→ **Exercise brief**:
Locate the lines of the listing below that hold "this", then copy each of them.

Figure data in JSON:
** BEGIN **
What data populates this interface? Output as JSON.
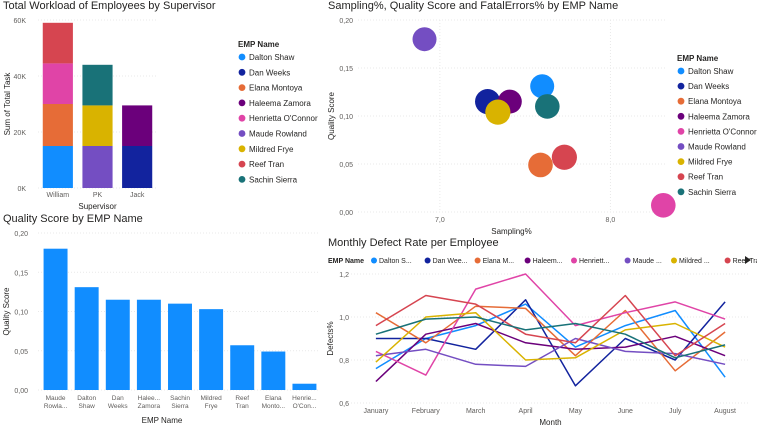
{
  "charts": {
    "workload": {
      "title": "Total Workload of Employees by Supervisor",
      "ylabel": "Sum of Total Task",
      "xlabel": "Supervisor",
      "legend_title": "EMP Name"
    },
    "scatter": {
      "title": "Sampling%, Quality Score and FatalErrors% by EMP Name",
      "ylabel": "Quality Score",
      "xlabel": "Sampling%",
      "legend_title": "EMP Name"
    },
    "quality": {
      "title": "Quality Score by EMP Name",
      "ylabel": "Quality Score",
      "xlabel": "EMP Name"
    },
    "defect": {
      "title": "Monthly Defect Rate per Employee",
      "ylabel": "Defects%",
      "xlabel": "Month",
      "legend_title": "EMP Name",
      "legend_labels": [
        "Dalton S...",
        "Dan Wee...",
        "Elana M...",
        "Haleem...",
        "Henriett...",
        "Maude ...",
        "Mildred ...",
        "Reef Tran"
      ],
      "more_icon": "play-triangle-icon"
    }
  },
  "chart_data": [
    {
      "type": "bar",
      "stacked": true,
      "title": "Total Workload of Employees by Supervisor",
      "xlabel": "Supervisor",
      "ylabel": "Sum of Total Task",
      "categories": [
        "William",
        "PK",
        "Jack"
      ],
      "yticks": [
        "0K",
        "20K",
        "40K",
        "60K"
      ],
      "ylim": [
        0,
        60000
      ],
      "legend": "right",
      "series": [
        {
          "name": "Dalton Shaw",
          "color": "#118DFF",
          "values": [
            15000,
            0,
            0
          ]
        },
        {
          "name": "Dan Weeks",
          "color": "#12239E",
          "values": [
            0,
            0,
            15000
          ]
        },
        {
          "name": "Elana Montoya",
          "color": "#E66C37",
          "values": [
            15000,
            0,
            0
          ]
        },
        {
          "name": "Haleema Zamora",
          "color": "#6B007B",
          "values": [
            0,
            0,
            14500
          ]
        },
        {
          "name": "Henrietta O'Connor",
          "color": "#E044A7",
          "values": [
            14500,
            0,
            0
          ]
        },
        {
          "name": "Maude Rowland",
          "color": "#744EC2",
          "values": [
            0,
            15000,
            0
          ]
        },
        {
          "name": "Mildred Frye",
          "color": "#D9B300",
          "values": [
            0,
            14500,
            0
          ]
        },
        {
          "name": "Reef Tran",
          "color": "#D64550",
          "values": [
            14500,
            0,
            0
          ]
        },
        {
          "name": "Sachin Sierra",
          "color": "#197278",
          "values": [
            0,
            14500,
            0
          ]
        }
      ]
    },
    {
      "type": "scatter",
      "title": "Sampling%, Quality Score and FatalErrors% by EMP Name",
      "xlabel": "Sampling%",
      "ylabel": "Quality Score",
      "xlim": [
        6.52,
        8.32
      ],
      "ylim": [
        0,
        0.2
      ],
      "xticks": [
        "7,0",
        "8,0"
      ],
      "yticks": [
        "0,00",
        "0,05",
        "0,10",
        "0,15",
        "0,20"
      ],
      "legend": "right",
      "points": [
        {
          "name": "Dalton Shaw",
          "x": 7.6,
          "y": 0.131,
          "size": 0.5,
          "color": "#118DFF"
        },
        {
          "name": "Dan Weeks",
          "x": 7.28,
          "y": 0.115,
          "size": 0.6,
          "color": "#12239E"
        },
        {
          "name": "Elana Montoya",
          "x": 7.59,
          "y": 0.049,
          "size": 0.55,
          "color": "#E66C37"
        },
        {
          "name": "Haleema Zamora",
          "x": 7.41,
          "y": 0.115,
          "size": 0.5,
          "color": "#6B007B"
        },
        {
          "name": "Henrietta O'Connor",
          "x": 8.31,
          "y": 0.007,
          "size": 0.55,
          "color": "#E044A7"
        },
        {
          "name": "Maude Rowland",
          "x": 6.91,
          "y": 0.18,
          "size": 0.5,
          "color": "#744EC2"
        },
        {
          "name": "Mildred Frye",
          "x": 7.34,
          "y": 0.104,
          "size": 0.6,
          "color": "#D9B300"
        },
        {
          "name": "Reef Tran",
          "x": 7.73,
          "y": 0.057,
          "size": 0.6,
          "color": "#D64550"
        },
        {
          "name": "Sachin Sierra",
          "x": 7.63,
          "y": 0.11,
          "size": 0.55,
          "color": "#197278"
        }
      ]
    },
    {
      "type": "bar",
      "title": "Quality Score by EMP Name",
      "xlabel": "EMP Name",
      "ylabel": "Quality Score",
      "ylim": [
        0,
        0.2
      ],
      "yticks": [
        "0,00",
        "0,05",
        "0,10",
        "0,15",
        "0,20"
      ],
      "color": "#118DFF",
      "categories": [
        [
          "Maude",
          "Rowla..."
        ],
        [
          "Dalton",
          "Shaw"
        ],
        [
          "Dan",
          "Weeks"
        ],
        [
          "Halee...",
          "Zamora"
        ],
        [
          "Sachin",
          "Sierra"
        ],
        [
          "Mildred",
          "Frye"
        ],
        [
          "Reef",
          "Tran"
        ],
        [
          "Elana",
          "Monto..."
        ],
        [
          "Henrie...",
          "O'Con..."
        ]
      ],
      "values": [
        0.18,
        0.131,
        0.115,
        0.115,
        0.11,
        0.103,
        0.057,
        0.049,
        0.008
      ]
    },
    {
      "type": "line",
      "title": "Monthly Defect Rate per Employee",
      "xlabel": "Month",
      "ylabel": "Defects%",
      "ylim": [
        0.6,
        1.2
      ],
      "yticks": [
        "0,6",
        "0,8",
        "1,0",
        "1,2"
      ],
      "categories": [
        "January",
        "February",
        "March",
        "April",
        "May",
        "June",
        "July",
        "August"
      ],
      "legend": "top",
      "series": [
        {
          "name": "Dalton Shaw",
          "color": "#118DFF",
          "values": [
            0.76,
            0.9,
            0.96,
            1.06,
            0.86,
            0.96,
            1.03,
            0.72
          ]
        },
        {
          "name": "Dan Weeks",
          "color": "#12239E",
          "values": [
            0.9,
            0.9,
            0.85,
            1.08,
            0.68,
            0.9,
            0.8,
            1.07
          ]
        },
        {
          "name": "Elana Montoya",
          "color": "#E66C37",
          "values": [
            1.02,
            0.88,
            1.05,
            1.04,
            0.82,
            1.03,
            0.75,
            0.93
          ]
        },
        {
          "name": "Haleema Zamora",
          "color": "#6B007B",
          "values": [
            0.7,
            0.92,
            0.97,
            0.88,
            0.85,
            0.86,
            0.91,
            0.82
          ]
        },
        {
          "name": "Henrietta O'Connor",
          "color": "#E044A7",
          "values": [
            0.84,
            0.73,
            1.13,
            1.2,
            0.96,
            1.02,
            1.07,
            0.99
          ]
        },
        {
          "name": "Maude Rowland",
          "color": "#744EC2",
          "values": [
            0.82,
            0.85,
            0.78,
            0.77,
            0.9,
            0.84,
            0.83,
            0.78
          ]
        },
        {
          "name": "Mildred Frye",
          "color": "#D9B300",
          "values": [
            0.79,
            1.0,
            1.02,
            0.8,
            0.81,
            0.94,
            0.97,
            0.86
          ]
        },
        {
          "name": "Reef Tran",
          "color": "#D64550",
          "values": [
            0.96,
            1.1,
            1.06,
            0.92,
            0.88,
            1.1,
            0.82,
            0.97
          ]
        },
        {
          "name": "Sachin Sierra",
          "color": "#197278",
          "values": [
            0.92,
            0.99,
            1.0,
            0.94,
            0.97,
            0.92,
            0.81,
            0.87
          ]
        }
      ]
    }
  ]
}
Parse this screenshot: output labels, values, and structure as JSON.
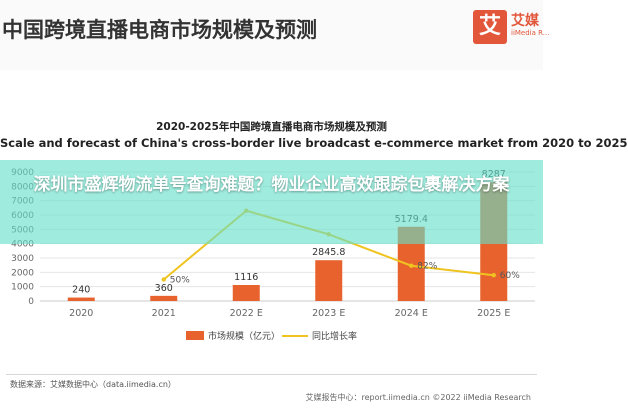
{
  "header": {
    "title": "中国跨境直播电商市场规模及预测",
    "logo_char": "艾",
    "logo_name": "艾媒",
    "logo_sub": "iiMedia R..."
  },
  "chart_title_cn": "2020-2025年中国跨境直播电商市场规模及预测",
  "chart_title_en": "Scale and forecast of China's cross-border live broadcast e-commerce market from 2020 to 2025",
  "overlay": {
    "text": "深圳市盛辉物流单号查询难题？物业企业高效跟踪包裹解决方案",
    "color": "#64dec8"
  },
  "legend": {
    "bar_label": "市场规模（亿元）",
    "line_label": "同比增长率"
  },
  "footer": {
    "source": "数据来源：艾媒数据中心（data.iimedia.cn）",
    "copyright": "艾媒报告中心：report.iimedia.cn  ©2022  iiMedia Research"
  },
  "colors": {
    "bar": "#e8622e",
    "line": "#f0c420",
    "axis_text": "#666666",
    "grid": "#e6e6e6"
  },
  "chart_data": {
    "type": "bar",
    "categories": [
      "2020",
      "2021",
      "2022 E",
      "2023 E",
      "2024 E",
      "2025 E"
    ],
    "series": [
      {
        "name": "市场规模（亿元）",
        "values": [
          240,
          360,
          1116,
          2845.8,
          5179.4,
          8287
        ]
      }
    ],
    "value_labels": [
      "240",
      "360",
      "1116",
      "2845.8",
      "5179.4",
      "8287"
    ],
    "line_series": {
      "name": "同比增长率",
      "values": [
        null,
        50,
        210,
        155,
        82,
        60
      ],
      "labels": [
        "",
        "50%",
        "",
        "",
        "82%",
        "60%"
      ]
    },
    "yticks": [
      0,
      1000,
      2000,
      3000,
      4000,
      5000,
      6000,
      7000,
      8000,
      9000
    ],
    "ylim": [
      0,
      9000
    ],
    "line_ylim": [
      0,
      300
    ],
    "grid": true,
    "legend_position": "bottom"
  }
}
** END **
→ **The solution**:
What data populates this interface? Output as JSON.
Parse this screenshot: output labels, values, and structure as JSON.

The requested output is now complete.